- **What to produce**
What lines of the data include the string "hire"? Copy them all.

* * *

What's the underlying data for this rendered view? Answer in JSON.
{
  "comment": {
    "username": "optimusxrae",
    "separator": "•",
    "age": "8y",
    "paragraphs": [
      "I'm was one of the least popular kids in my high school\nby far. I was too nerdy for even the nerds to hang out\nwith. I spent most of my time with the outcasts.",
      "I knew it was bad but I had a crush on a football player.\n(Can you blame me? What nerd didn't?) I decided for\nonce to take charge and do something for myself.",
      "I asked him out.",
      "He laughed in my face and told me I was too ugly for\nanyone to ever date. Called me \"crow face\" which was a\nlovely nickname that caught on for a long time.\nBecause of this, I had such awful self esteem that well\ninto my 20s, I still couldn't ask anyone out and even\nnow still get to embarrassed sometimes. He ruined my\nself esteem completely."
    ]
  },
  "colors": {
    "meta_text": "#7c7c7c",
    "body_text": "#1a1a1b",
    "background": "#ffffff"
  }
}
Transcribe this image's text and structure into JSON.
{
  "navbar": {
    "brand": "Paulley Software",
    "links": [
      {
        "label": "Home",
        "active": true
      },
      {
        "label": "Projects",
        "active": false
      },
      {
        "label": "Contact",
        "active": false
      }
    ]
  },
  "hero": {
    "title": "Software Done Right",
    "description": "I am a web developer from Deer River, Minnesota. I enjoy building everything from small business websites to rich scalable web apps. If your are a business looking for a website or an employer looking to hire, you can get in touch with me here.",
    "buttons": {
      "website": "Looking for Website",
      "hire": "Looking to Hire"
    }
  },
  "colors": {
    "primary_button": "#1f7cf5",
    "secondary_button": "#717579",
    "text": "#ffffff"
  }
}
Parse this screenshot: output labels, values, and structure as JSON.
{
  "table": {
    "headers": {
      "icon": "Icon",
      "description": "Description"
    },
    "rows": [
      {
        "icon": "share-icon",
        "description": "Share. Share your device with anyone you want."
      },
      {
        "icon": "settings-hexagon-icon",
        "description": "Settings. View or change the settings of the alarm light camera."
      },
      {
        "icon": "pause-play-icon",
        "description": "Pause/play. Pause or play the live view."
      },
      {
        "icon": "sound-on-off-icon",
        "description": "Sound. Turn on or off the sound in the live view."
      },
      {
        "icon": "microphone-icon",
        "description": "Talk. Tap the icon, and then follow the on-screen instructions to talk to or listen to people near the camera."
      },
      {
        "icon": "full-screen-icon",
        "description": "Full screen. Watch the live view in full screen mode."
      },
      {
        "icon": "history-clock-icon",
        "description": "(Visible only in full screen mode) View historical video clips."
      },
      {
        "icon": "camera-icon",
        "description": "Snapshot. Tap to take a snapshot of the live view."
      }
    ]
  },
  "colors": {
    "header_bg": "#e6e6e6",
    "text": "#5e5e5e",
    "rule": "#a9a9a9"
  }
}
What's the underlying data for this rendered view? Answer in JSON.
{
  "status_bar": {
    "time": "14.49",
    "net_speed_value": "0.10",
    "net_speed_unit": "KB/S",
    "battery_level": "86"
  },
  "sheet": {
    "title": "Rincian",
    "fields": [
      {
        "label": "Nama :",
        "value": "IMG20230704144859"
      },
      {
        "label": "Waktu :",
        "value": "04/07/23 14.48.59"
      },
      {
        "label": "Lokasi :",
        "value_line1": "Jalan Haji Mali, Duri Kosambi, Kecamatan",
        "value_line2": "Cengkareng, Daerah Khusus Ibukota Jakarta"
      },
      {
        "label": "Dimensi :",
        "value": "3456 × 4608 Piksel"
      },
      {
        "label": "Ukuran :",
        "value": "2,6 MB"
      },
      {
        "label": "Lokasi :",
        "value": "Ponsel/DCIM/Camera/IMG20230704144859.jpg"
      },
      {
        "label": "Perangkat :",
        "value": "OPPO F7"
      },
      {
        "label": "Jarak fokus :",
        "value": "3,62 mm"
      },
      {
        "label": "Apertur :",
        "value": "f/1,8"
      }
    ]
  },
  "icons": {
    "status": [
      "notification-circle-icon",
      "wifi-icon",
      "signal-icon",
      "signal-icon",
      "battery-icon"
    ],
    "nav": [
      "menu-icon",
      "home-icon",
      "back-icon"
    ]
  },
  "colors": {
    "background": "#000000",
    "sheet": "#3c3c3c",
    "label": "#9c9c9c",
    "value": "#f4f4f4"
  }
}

* * *

- **Answer for the task**
    "description": "I am a web developer from Deer River, Minnesota. I enjoy building everything from small business websites to rich scalable web apps. If your are a business looking for a website or an employer looking to hire, you can get in touch with me here.",
      "hire": "Looking to Hire"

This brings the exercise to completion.